>> Begin Given data

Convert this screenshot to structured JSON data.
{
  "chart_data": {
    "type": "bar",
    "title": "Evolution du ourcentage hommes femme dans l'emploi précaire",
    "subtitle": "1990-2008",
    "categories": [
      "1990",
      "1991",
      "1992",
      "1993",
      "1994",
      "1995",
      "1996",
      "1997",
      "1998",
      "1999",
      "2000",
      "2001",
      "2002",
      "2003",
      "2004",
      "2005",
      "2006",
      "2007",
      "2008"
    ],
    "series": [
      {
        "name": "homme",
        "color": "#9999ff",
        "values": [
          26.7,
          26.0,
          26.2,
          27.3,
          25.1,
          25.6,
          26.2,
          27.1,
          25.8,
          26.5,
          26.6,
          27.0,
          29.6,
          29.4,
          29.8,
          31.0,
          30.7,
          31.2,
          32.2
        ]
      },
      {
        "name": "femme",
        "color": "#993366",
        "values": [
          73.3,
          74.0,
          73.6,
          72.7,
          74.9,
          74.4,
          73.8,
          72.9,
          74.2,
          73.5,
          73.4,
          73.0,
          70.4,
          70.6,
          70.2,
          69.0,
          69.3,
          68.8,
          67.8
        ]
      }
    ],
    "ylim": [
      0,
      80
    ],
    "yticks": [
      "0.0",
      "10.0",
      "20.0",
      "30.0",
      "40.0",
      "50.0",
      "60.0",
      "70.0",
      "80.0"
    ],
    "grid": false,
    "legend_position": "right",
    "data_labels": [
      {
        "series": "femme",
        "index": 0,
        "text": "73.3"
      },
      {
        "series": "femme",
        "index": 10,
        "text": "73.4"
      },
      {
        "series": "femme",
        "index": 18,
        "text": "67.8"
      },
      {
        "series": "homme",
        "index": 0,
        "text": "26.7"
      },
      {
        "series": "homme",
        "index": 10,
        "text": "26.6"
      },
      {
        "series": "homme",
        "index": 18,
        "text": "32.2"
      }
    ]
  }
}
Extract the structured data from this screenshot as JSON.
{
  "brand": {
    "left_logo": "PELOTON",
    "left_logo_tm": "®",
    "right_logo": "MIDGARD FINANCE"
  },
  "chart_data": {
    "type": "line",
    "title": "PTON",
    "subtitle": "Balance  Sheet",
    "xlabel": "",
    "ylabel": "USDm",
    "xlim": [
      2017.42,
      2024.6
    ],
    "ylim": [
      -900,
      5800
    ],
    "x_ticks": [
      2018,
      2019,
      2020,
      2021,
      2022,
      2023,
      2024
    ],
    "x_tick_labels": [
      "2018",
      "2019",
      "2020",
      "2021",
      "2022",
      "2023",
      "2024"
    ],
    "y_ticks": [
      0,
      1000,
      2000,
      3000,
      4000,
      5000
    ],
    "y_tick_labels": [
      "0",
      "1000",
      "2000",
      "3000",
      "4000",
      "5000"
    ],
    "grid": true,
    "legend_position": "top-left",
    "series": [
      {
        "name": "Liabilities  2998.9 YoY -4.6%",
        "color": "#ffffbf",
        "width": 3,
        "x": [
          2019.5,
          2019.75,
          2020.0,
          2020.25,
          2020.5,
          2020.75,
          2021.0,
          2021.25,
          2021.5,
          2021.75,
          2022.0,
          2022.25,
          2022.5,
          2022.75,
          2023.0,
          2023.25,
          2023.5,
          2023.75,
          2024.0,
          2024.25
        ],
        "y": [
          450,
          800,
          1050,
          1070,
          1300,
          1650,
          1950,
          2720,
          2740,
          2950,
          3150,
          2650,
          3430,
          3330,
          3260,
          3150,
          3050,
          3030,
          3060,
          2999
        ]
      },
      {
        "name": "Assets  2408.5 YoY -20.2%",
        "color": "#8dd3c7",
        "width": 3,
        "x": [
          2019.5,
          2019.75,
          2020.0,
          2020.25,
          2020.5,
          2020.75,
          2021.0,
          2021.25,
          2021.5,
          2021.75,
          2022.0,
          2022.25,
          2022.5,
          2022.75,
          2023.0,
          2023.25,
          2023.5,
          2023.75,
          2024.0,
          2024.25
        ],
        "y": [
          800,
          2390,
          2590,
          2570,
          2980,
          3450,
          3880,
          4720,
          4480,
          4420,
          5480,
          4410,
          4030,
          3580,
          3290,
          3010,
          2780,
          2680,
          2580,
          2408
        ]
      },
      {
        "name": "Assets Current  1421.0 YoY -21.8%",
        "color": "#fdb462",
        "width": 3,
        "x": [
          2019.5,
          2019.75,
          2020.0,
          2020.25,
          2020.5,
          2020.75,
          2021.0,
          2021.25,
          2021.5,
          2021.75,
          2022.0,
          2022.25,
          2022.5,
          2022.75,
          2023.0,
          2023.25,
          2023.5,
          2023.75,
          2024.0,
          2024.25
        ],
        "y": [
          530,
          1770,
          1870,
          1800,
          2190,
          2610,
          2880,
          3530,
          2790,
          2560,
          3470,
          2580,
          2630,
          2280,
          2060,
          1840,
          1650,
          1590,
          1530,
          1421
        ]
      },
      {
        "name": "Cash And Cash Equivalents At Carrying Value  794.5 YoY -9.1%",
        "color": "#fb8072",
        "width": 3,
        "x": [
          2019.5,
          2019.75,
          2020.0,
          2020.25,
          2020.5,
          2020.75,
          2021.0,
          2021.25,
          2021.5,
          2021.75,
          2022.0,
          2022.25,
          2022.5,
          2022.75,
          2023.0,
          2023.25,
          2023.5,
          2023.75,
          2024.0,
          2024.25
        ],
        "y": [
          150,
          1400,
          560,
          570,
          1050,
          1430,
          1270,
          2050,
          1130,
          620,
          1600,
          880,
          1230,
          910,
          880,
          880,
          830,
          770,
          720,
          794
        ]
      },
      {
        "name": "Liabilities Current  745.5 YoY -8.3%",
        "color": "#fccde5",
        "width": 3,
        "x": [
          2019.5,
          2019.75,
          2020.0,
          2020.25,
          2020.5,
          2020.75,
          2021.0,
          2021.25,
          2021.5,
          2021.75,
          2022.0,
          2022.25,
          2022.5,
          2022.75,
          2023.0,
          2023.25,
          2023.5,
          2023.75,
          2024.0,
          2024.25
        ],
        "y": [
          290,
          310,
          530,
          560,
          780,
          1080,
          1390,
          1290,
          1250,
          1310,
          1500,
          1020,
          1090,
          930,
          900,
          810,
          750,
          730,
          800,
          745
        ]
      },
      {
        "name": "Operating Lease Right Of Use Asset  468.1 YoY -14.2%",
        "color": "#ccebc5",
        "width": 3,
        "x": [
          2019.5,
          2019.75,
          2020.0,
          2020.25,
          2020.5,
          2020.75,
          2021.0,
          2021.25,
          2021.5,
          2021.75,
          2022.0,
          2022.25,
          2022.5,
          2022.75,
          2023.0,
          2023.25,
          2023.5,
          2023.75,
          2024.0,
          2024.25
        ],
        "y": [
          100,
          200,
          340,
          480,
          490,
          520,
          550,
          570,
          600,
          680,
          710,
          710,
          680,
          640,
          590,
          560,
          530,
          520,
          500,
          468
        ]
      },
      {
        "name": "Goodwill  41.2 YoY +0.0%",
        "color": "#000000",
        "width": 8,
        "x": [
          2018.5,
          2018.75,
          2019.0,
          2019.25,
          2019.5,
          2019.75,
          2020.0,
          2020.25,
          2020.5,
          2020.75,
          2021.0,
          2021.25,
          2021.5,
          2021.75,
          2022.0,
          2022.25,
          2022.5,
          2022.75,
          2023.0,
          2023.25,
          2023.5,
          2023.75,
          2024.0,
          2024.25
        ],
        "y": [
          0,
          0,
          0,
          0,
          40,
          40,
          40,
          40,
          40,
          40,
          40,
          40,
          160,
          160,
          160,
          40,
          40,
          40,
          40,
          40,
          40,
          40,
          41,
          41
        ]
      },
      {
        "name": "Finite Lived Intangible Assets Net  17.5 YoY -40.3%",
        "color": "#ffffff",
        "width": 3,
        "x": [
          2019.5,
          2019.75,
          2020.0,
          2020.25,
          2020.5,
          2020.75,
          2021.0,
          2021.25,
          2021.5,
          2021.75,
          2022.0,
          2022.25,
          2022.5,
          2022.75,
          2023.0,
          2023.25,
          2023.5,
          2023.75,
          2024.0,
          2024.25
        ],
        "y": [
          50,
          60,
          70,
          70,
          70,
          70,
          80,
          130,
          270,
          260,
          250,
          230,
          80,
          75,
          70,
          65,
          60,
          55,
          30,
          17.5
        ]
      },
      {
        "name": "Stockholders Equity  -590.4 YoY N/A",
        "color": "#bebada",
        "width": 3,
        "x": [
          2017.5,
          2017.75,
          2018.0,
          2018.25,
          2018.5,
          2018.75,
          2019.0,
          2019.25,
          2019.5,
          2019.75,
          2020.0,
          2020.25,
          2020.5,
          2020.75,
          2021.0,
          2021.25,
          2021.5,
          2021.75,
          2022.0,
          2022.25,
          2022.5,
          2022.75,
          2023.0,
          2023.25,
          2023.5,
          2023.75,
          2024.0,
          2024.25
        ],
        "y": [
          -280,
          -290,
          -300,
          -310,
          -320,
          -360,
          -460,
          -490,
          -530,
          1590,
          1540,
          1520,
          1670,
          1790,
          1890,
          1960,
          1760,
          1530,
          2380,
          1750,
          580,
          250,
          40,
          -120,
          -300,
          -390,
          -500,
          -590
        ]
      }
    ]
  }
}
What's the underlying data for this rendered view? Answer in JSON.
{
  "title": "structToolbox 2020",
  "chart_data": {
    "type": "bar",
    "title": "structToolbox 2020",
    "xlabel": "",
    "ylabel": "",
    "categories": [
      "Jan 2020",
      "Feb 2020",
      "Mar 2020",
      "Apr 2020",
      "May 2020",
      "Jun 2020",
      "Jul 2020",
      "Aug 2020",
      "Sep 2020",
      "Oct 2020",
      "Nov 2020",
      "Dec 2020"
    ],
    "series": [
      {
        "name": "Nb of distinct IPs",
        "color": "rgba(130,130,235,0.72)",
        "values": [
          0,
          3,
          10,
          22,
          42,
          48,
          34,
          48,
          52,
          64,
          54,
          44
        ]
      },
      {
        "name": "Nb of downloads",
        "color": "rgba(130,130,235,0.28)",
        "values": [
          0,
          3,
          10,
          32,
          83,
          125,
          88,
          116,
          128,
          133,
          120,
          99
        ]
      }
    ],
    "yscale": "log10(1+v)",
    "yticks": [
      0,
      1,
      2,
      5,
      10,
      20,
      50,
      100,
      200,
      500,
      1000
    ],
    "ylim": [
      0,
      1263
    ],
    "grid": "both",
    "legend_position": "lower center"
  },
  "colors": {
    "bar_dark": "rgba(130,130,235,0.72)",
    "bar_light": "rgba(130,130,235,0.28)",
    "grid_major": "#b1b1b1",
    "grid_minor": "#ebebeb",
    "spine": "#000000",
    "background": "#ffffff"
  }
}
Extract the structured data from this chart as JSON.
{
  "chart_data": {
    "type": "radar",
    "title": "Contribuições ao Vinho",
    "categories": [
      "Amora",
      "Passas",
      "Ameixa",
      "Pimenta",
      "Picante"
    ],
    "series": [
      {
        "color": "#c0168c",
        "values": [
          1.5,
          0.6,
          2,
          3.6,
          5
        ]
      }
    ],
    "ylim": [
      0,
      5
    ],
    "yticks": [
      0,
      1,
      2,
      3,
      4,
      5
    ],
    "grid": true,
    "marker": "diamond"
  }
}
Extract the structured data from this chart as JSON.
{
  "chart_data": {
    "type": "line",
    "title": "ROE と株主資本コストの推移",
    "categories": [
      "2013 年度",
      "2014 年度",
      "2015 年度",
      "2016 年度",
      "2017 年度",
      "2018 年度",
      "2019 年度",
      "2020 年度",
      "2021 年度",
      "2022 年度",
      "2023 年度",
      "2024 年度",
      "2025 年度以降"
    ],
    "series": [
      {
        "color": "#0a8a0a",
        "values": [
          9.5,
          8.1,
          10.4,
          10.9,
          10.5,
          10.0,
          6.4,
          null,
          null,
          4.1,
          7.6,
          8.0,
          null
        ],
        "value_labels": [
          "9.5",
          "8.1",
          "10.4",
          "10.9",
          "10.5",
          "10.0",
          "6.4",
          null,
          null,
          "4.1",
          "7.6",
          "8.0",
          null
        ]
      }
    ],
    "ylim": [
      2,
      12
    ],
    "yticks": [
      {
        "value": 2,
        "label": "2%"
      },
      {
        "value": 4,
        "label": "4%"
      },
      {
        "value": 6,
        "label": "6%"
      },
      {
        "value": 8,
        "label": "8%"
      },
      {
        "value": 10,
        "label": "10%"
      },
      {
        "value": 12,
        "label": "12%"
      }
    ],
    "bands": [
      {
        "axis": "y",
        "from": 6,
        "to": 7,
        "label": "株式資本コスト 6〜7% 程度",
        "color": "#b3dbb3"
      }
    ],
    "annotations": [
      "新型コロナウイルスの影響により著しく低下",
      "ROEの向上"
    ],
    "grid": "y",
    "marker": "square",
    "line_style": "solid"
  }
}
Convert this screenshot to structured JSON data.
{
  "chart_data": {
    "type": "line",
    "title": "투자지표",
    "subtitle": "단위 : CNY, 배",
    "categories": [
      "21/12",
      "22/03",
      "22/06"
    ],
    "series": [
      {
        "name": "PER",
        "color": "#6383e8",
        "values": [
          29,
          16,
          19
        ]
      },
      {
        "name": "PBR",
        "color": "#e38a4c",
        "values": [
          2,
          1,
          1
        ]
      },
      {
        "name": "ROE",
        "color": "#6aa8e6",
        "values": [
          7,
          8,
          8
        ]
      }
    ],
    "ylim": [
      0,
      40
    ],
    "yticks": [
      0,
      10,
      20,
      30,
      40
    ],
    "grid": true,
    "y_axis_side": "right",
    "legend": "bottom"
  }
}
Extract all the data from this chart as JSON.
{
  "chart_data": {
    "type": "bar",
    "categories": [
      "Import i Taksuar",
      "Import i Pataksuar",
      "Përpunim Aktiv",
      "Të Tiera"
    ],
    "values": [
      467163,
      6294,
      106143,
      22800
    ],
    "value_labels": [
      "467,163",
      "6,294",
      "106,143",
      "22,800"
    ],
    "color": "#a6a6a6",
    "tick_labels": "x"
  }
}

>> End Given data

- Exercise details:
Give only the number of lines in the listing above that include the string "Current".

- Answer to this problem:
2